What to work on → Determine the number of lines in the data that include the word "memoria", and write only that number.
##### Recorded data
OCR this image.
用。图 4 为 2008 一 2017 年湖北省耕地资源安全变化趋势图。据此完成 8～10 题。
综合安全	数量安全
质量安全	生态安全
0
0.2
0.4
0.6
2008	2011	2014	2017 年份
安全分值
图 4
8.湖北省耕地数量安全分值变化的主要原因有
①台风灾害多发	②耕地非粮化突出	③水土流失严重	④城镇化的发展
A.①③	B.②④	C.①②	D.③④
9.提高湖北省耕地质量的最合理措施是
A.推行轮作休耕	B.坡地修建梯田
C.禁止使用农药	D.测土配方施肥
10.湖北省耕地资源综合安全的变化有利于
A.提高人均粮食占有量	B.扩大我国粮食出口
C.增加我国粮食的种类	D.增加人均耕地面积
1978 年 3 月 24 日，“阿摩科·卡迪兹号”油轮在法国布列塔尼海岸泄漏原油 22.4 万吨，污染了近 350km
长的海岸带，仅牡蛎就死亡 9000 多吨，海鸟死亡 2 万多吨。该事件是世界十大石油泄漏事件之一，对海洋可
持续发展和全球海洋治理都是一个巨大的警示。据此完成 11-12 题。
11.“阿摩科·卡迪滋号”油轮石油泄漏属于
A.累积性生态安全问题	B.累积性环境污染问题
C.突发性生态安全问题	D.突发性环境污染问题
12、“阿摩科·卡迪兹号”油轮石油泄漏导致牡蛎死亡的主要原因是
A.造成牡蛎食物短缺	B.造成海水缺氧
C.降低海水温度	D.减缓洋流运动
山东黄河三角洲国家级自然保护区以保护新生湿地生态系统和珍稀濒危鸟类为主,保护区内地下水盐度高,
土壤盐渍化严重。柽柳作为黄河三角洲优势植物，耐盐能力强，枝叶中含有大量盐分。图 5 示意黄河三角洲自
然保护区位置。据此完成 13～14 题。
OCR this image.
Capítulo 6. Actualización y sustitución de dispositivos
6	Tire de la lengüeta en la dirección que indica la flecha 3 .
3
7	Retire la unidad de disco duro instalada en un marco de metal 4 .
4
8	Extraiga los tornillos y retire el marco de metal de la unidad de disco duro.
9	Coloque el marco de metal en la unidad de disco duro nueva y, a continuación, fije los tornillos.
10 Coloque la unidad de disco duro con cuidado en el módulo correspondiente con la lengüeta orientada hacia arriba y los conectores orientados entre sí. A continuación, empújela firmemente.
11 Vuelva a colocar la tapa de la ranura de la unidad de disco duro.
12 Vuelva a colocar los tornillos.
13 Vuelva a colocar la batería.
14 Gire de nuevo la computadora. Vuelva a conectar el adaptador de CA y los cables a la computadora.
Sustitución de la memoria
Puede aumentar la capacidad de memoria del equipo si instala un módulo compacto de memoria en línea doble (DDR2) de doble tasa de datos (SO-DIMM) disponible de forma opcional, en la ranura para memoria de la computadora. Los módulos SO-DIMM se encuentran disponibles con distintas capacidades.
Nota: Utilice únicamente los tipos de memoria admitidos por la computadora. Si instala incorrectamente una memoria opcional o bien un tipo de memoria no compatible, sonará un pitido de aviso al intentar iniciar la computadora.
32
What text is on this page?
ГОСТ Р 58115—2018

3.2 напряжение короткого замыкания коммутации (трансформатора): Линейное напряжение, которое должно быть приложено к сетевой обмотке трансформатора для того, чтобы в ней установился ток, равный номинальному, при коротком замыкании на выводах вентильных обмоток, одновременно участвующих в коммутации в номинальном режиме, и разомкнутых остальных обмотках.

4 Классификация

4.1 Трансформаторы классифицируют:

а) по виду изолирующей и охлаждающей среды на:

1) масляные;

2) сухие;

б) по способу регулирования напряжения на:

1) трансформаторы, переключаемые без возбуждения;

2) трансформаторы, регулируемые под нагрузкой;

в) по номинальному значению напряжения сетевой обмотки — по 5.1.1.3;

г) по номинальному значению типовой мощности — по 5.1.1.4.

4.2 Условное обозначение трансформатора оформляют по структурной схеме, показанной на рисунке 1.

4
##########
Solution for this task → 3